**Exercise instructions**: Isolate every line in the data with the string "Short" and copy it.

**Extracted records**:
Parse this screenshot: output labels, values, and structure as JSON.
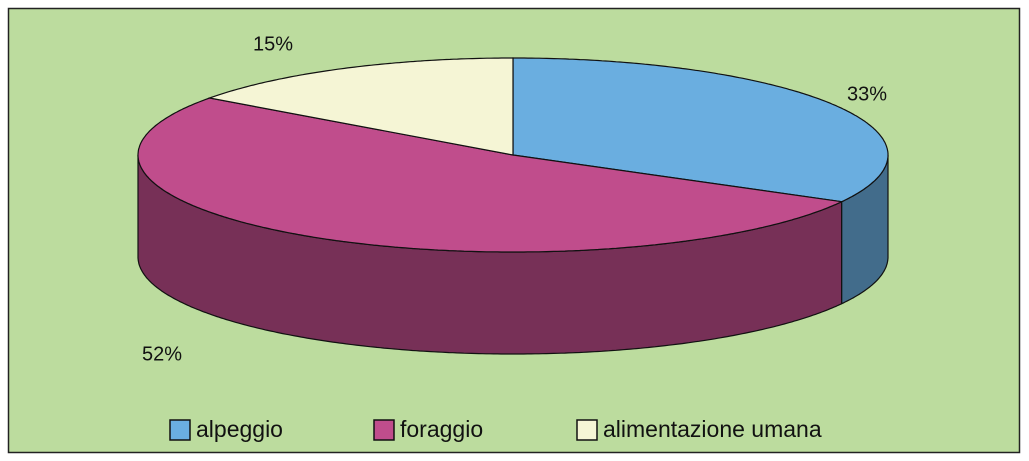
{
  "chart_data": {
    "type": "pie",
    "categories": [
      "alpeggio",
      "foraggio",
      "alimentazione umana"
    ],
    "values": [
      33,
      52,
      15
    ],
    "value_labels": [
      "33%",
      "52%",
      "15%"
    ],
    "colors": [
      "#6aaee0",
      "#c04d8c",
      "#f5f5d5"
    ],
    "legend": "bottom"
  }
}
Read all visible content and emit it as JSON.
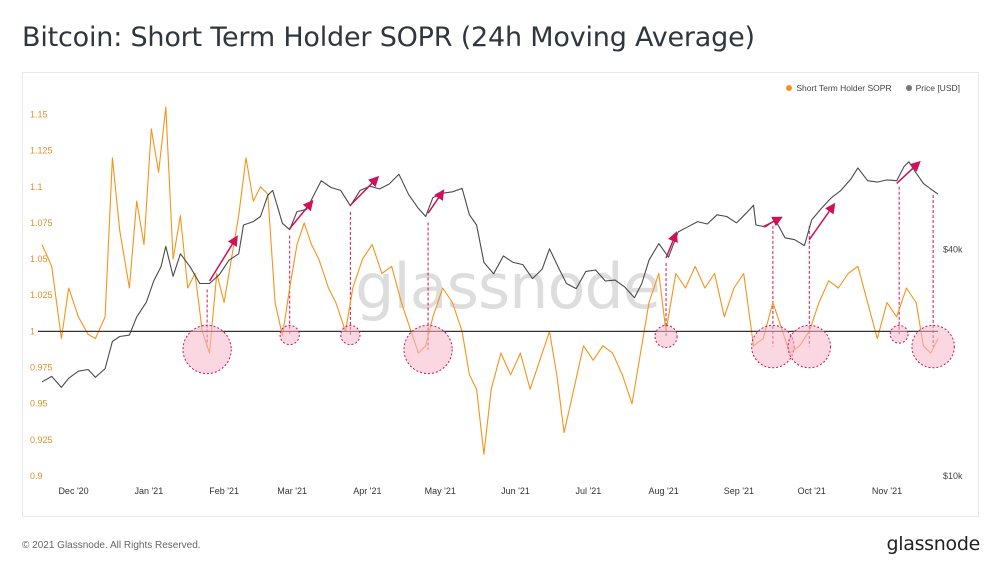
{
  "title": "Bitcoin: Short Term Holder SOPR (24h Moving Average)",
  "footer": {
    "copyright": "© 2021 Glassnode. All Rights Reserved.",
    "logo": "glassnode"
  },
  "watermark": "glassnode",
  "colors": {
    "sopr": "#f7931a",
    "price": "#4a4a4a",
    "annotation": "#d1105a",
    "baseline": "#333333",
    "circle_fill": "#f8b6c8"
  },
  "chart_data": {
    "type": "line",
    "title": "Bitcoin: Short Term Holder SOPR (24h Moving Average)",
    "legend_position": "top-right",
    "legend": [
      "Short Term Holder SOPR",
      "Price [USD]"
    ],
    "x_range": [
      "2020-11-18",
      "2021-11-22"
    ],
    "x_ticks": [
      {
        "date": "2020-12-01",
        "label": "Dec '20"
      },
      {
        "date": "2021-01-01",
        "label": "Jan '21"
      },
      {
        "date": "2021-02-01",
        "label": "Feb '21"
      },
      {
        "date": "2021-03-01",
        "label": "Mar '21"
      },
      {
        "date": "2021-04-01",
        "label": "Apr '21"
      },
      {
        "date": "2021-05-01",
        "label": "May '21"
      },
      {
        "date": "2021-06-01",
        "label": "Jun '21"
      },
      {
        "date": "2021-07-01",
        "label": "Jul '21"
      },
      {
        "date": "2021-08-01",
        "label": "Aug '21"
      },
      {
        "date": "2021-09-01",
        "label": "Sep '21"
      },
      {
        "date": "2021-10-01",
        "label": "Oct '21"
      },
      {
        "date": "2021-11-01",
        "label": "Nov '21"
      }
    ],
    "y_left": {
      "ylim": [
        0.9,
        1.16
      ],
      "ticks": [
        0.9,
        0.925,
        0.95,
        0.975,
        1,
        1.025,
        1.05,
        1.075,
        1.1,
        1.125,
        1.15
      ],
      "tick_labels": [
        "0.9",
        "0.925",
        "0.95",
        "0.975",
        "1",
        "1.025",
        "1.05",
        "1.075",
        "1.1",
        "1.125",
        "1.15"
      ]
    },
    "y_right": {
      "scale": "log",
      "ylim": [
        10000,
        100000
      ],
      "ticks": [
        10000,
        40000
      ],
      "tick_labels": [
        "$10k",
        "$40k"
      ]
    },
    "baseline": 1,
    "series": [
      {
        "name": "Short Term Holder SOPR",
        "axis": "left",
        "points": [
          [
            "2020-11-18",
            1.06
          ],
          [
            "2020-11-22",
            1.045
          ],
          [
            "2020-11-26",
            0.995
          ],
          [
            "2020-11-29",
            1.03
          ],
          [
            "2020-12-03",
            1.01
          ],
          [
            "2020-12-07",
            0.998
          ],
          [
            "2020-12-10",
            0.995
          ],
          [
            "2020-12-14",
            1.01
          ],
          [
            "2020-12-17",
            1.12
          ],
          [
            "2020-12-20",
            1.07
          ],
          [
            "2020-12-24",
            1.03
          ],
          [
            "2020-12-27",
            1.09
          ],
          [
            "2020-12-30",
            1.06
          ],
          [
            "2021-01-02",
            1.14
          ],
          [
            "2021-01-05",
            1.11
          ],
          [
            "2021-01-08",
            1.155
          ],
          [
            "2021-01-11",
            1.05
          ],
          [
            "2021-01-14",
            1.08
          ],
          [
            "2021-01-17",
            1.03
          ],
          [
            "2021-01-20",
            1.04
          ],
          [
            "2021-01-23",
            1.0
          ],
          [
            "2021-01-26",
            0.985
          ],
          [
            "2021-01-29",
            1.04
          ],
          [
            "2021-02-01",
            1.02
          ],
          [
            "2021-02-04",
            1.05
          ],
          [
            "2021-02-07",
            1.08
          ],
          [
            "2021-02-10",
            1.12
          ],
          [
            "2021-02-13",
            1.09
          ],
          [
            "2021-02-16",
            1.1
          ],
          [
            "2021-02-19",
            1.095
          ],
          [
            "2021-02-22",
            1.02
          ],
          [
            "2021-02-25",
            0.997
          ],
          [
            "2021-02-28",
            1.03
          ],
          [
            "2021-03-03",
            1.06
          ],
          [
            "2021-03-06",
            1.075
          ],
          [
            "2021-03-09",
            1.06
          ],
          [
            "2021-03-12",
            1.05
          ],
          [
            "2021-03-16",
            1.03
          ],
          [
            "2021-03-19",
            1.02
          ],
          [
            "2021-03-23",
            1.0
          ],
          [
            "2021-03-26",
            1.03
          ],
          [
            "2021-03-30",
            1.05
          ],
          [
            "2021-04-03",
            1.06
          ],
          [
            "2021-04-07",
            1.04
          ],
          [
            "2021-04-11",
            1.045
          ],
          [
            "2021-04-15",
            1.02
          ],
          [
            "2021-04-19",
            1.0
          ],
          [
            "2021-04-22",
            0.985
          ],
          [
            "2021-04-25",
            0.99
          ],
          [
            "2021-04-28",
            1.01
          ],
          [
            "2021-05-02",
            1.03
          ],
          [
            "2021-05-06",
            1.02
          ],
          [
            "2021-05-10",
            1.0
          ],
          [
            "2021-05-13",
            0.97
          ],
          [
            "2021-05-16",
            0.96
          ],
          [
            "2021-05-19",
            0.915
          ],
          [
            "2021-05-22",
            0.96
          ],
          [
            "2021-05-26",
            0.985
          ],
          [
            "2021-05-30",
            0.97
          ],
          [
            "2021-06-03",
            0.985
          ],
          [
            "2021-06-07",
            0.96
          ],
          [
            "2021-06-11",
            0.98
          ],
          [
            "2021-06-15",
            1.0
          ],
          [
            "2021-06-18",
            0.97
          ],
          [
            "2021-06-21",
            0.93
          ],
          [
            "2021-06-25",
            0.96
          ],
          [
            "2021-06-29",
            0.99
          ],
          [
            "2021-07-03",
            0.98
          ],
          [
            "2021-07-07",
            0.99
          ],
          [
            "2021-07-11",
            0.985
          ],
          [
            "2021-07-15",
            0.97
          ],
          [
            "2021-07-19",
            0.95
          ],
          [
            "2021-07-22",
            0.98
          ],
          [
            "2021-07-26",
            1.02
          ],
          [
            "2021-07-30",
            1.04
          ],
          [
            "2021-08-02",
            1.0
          ],
          [
            "2021-08-06",
            1.04
          ],
          [
            "2021-08-10",
            1.03
          ],
          [
            "2021-08-14",
            1.045
          ],
          [
            "2021-08-18",
            1.03
          ],
          [
            "2021-08-22",
            1.04
          ],
          [
            "2021-08-26",
            1.01
          ],
          [
            "2021-08-30",
            1.03
          ],
          [
            "2021-09-03",
            1.04
          ],
          [
            "2021-09-07",
            0.99
          ],
          [
            "2021-09-11",
            0.995
          ],
          [
            "2021-09-15",
            1.02
          ],
          [
            "2021-09-19",
            1.0
          ],
          [
            "2021-09-22",
            0.985
          ],
          [
            "2021-09-26",
            0.99
          ],
          [
            "2021-09-30",
            1.0
          ],
          [
            "2021-10-04",
            1.02
          ],
          [
            "2021-10-08",
            1.035
          ],
          [
            "2021-10-12",
            1.03
          ],
          [
            "2021-10-16",
            1.04
          ],
          [
            "2021-10-20",
            1.045
          ],
          [
            "2021-10-24",
            1.02
          ],
          [
            "2021-10-28",
            0.995
          ],
          [
            "2021-11-01",
            1.02
          ],
          [
            "2021-11-05",
            1.01
          ],
          [
            "2021-11-09",
            1.03
          ],
          [
            "2021-11-13",
            1.02
          ],
          [
            "2021-11-16",
            0.99
          ],
          [
            "2021-11-19",
            0.985
          ],
          [
            "2021-11-22",
            0.995
          ]
        ]
      },
      {
        "name": "Price [USD]",
        "axis": "right",
        "points": [
          [
            "2020-11-18",
            17800
          ],
          [
            "2020-11-22",
            18400
          ],
          [
            "2020-11-26",
            17200
          ],
          [
            "2020-11-29",
            18200
          ],
          [
            "2020-12-03",
            19000
          ],
          [
            "2020-12-07",
            19200
          ],
          [
            "2020-12-10",
            18300
          ],
          [
            "2020-12-14",
            19300
          ],
          [
            "2020-12-17",
            22800
          ],
          [
            "2020-12-20",
            23500
          ],
          [
            "2020-12-24",
            23700
          ],
          [
            "2020-12-27",
            26500
          ],
          [
            "2020-12-31",
            29000
          ],
          [
            "2021-01-03",
            33000
          ],
          [
            "2021-01-06",
            36000
          ],
          [
            "2021-01-08",
            40800
          ],
          [
            "2021-01-11",
            34000
          ],
          [
            "2021-01-14",
            39000
          ],
          [
            "2021-01-18",
            36000
          ],
          [
            "2021-01-22",
            32500
          ],
          [
            "2021-01-26",
            32500
          ],
          [
            "2021-01-30",
            34300
          ],
          [
            "2021-02-03",
            37500
          ],
          [
            "2021-02-07",
            39000
          ],
          [
            "2021-02-09",
            46500
          ],
          [
            "2021-02-13",
            47500
          ],
          [
            "2021-02-16",
            49000
          ],
          [
            "2021-02-19",
            55800
          ],
          [
            "2021-02-21",
            57500
          ],
          [
            "2021-02-25",
            47000
          ],
          [
            "2021-02-28",
            45200
          ],
          [
            "2021-03-03",
            50500
          ],
          [
            "2021-03-07",
            51200
          ],
          [
            "2021-03-10",
            56000
          ],
          [
            "2021-03-13",
            61000
          ],
          [
            "2021-03-17",
            58500
          ],
          [
            "2021-03-21",
            57500
          ],
          [
            "2021-03-25",
            52300
          ],
          [
            "2021-03-29",
            57500
          ],
          [
            "2021-04-02",
            59000
          ],
          [
            "2021-04-06",
            58000
          ],
          [
            "2021-04-10",
            59800
          ],
          [
            "2021-04-14",
            63500
          ],
          [
            "2021-04-18",
            56000
          ],
          [
            "2021-04-22",
            51500
          ],
          [
            "2021-04-25",
            49000
          ],
          [
            "2021-04-28",
            55000
          ],
          [
            "2021-05-02",
            56500
          ],
          [
            "2021-05-06",
            57000
          ],
          [
            "2021-05-10",
            58200
          ],
          [
            "2021-05-13",
            49500
          ],
          [
            "2021-05-16",
            46500
          ],
          [
            "2021-05-19",
            37000
          ],
          [
            "2021-05-23",
            34500
          ],
          [
            "2021-05-27",
            38500
          ],
          [
            "2021-05-31",
            37000
          ],
          [
            "2021-06-04",
            36500
          ],
          [
            "2021-06-08",
            33500
          ],
          [
            "2021-06-12",
            35500
          ],
          [
            "2021-06-15",
            40200
          ],
          [
            "2021-06-19",
            35500
          ],
          [
            "2021-06-22",
            32500
          ],
          [
            "2021-06-26",
            31500
          ],
          [
            "2021-06-30",
            35000
          ],
          [
            "2021-07-04",
            35300
          ],
          [
            "2021-07-08",
            33000
          ],
          [
            "2021-07-12",
            33200
          ],
          [
            "2021-07-16",
            31800
          ],
          [
            "2021-07-20",
            29800
          ],
          [
            "2021-07-23",
            32500
          ],
          [
            "2021-07-26",
            37500
          ],
          [
            "2021-07-30",
            41500
          ],
          [
            "2021-08-03",
            38200
          ],
          [
            "2021-08-07",
            44600
          ],
          [
            "2021-08-11",
            46000
          ],
          [
            "2021-08-15",
            47500
          ],
          [
            "2021-08-19",
            46800
          ],
          [
            "2021-08-23",
            49500
          ],
          [
            "2021-08-27",
            49000
          ],
          [
            "2021-08-31",
            47100
          ],
          [
            "2021-09-04",
            50000
          ],
          [
            "2021-09-07",
            52500
          ],
          [
            "2021-09-08",
            46500
          ],
          [
            "2021-09-12",
            46000
          ],
          [
            "2021-09-16",
            48000
          ],
          [
            "2021-09-20",
            43000
          ],
          [
            "2021-09-24",
            42500
          ],
          [
            "2021-09-28",
            41000
          ],
          [
            "2021-10-01",
            48000
          ],
          [
            "2021-10-05",
            51500
          ],
          [
            "2021-10-09",
            54900
          ],
          [
            "2021-10-13",
            57500
          ],
          [
            "2021-10-17",
            61500
          ],
          [
            "2021-10-20",
            66000
          ],
          [
            "2021-10-24",
            61000
          ],
          [
            "2021-10-28",
            60500
          ],
          [
            "2021-11-01",
            61300
          ],
          [
            "2021-11-05",
            61000
          ],
          [
            "2021-11-08",
            66500
          ],
          [
            "2021-11-10",
            68500
          ],
          [
            "2021-11-13",
            64000
          ],
          [
            "2021-11-16",
            60000
          ],
          [
            "2021-11-19",
            58000
          ],
          [
            "2021-11-22",
            56200
          ]
        ]
      }
    ],
    "annotations": {
      "circles": [
        {
          "date": "2021-01-25",
          "sopr": 0.9875
        },
        {
          "date": "2021-02-28",
          "sopr": 0.9975
        },
        {
          "date": "2021-03-25",
          "sopr": 0.9975
        },
        {
          "date": "2021-04-26",
          "sopr": 0.9875
        },
        {
          "date": "2021-08-02",
          "sopr": 0.9965
        },
        {
          "date": "2021-09-15",
          "sopr": 0.9895
        },
        {
          "date": "2021-09-30",
          "sopr": 0.9895
        },
        {
          "date": "2021-11-06",
          "sopr": 0.998
        },
        {
          "date": "2021-11-20",
          "sopr": 0.9895
        }
      ],
      "arrows": [
        {
          "from": [
            "2021-01-26",
            33000
          ],
          "to": [
            "2021-02-06",
            43000
          ]
        },
        {
          "from": [
            "2021-02-28",
            45500
          ],
          "to": [
            "2021-03-09",
            53500
          ]
        },
        {
          "from": [
            "2021-03-25",
            52500
          ],
          "to": [
            "2021-04-05",
            62000
          ]
        },
        {
          "from": [
            "2021-04-26",
            50000
          ],
          "to": [
            "2021-05-02",
            57000
          ]
        },
        {
          "from": [
            "2021-08-02",
            38000
          ],
          "to": [
            "2021-08-06",
            44000
          ]
        },
        {
          "from": [
            "2021-09-11",
            46000
          ],
          "to": [
            "2021-09-18",
            48500
          ]
        },
        {
          "from": [
            "2021-09-30",
            42500
          ],
          "to": [
            "2021-10-10",
            52500
          ]
        },
        {
          "from": [
            "2021-11-05",
            60000
          ],
          "to": [
            "2021-11-14",
            68000
          ]
        }
      ]
    }
  }
}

**Right answer**:
  "title": "Bitcoin: Short Term Holder SOPR (24h Moving Average)",
    "title": "Bitcoin: Short Term Holder SOPR (24h Moving Average)",
      "Short Term Holder SOPR",
        "name": "Short Term Holder SOPR",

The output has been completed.